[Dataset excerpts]
_ _ _ _ _ _ _

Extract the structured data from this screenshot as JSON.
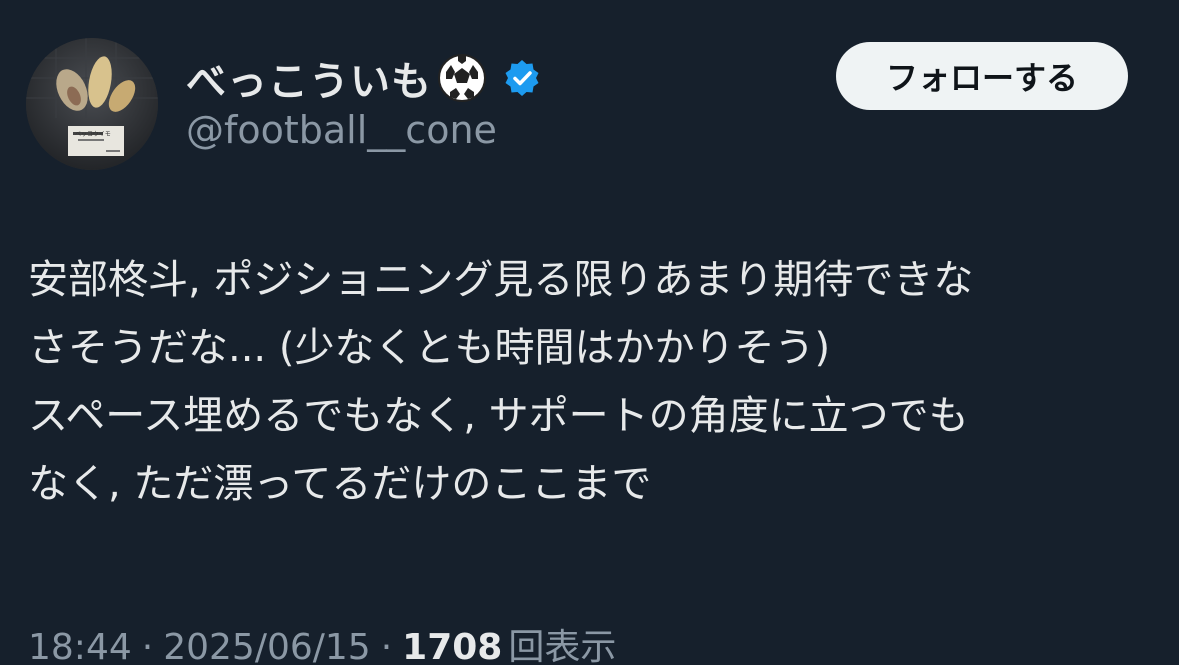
{
  "author": {
    "display_name": "べっこういも",
    "handle": "@football__cone",
    "avatar_caption": "ベッコウイモ",
    "name_emoji": "soccer-ball-icon",
    "verified_icon": "verified-badge-icon"
  },
  "follow_button": {
    "label": "フォローする"
  },
  "tweet": {
    "lines": [
      "安部柊斗, ポジショニング見る限りあまり期待できな",
      "さそうだな... (少なくとも時間はかかりそう)",
      "スペース埋めるでもなく, サポートの角度に立つでも",
      "なく, ただ漂ってるだけのここまで"
    ]
  },
  "meta": {
    "time": "18:44",
    "separator": "·",
    "date": "2025/06/15",
    "views_count": "1708",
    "views_label": "回表示"
  },
  "colors": {
    "background": "#16202c",
    "text_primary": "#e7e9ea",
    "text_secondary": "#8b98a5",
    "verified_blue": "#1d9bf0",
    "follow_button_bg": "#eff3f4"
  }
}
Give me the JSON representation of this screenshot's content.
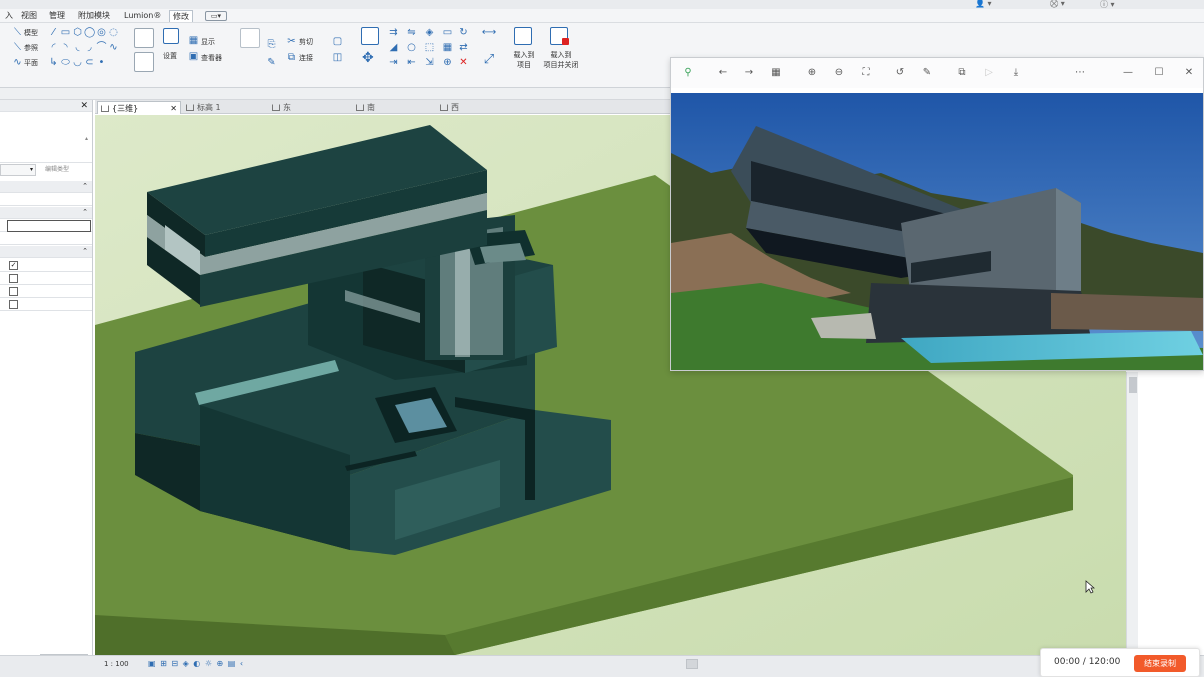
{
  "ribbon": {
    "menus": [
      "入",
      "视图",
      "管理",
      "附加模块",
      "Lumion®",
      "修改"
    ],
    "active_menu": "修改",
    "draw_tools": [
      "模型",
      "参照",
      "平面"
    ],
    "display_labels": [
      "显示",
      "查看器"
    ],
    "setting_label": "设置",
    "edit_tools": [
      "剪切",
      "连接"
    ],
    "load_into_project": "载入到\n项目",
    "load_into_project_close": "载入到\n项目并关闭"
  },
  "left_panel": {
    "apply_label": "应用",
    "edit_type_label": "编辑类型",
    "checkboxes": [
      true,
      false,
      false,
      false
    ]
  },
  "view_tabs": [
    {
      "label": "{三维}",
      "active": true
    },
    {
      "label": "标高 1",
      "active": false
    },
    {
      "label": "东",
      "active": false
    },
    {
      "label": "南",
      "active": false
    },
    {
      "label": "西",
      "active": false
    }
  ],
  "status_bar": {
    "scale": "1 : 100"
  },
  "recording": {
    "time": "00:00 / 120:00",
    "stop_label": "结束录制"
  },
  "colors": {
    "ground_top": "#6b8f3e",
    "ground_side": "#577a2f",
    "building": "#1a3a38",
    "accent_record": "#f25a2a"
  }
}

_ _ _ _ _ _ _

[Goal]:
Every record above should be transcribed exactly; the pictures stay out of the copy.

[Reply to the exercise]:
Extract the structured data from this screenshot as JSON.
{
  "author": {
    "display_name": "べっこういも",
    "handle": "@football__cone",
    "avatar_caption": "ベッコウイモ",
    "name_emoji": "soccer-ball-icon",
    "verified_icon": "verified-badge-icon"
  },
  "follow_button": {
    "label": "フォローする"
  },
  "tweet": {
    "lines": [
      "安部柊斗, ポジショニング見る限りあまり期待できな",
      "さそうだな... (少なくとも時間はかかりそう)",
      "スペース埋めるでもなく, サポートの角度に立つでも",
      "なく, ただ漂ってるだけのここまで"
    ]
  },
  "meta": {
    "time": "18:44",
    "separator": "·",
    "date": "2025/06/15",
    "views_count": "1708",
    "views_label": "回表示"
  },
  "colors": {
    "background": "#16202c",
    "text_primary": "#e7e9ea",
    "text_secondary": "#8b98a5",
    "verified_blue": "#1d9bf0",
    "follow_button_bg": "#eff3f4"
  }
}
Give me the JSON representation of this screenshot's content.
{
  "ribbon": {
    "menus": [
      "入",
      "视图",
      "管理",
      "附加模块",
      "Lumion®",
      "修改"
    ],
    "active_menu": "修改",
    "draw_tools": [
      "模型",
      "参照",
      "平面"
    ],
    "display_labels": [
      "显示",
      "查看器"
    ],
    "setting_label": "设置",
    "edit_tools": [
      "剪切",
      "连接"
    ],
    "load_into_project": "载入到\n项目",
    "load_into_project_close": "载入到\n项目并关闭"
  },
  "left_panel": {
    "apply_label": "应用",
    "edit_type_label": "编辑类型",
    "checkboxes": [
      true,
      false,
      false,
      false
    ]
  },
  "view_tabs": [
    {
      "label": "{三维}",
      "active": true
    },
    {
      "label": "标高 1",
      "active": false
    },
    {
      "label": "东",
      "active": false
    },
    {
      "label": "南",
      "active": false
    },
    {
      "label": "西",
      "active": false
    }
  ],
  "status_bar": {
    "scale": "1 : 100"
  },
  "recording": {
    "time": "00:00 / 120:00",
    "stop_label": "结束录制"
  },
  "colors": {
    "ground_top": "#6b8f3e",
    "ground_side": "#577a2f",
    "building": "#1a3a38",
    "accent_record": "#f25a2a"
  }
}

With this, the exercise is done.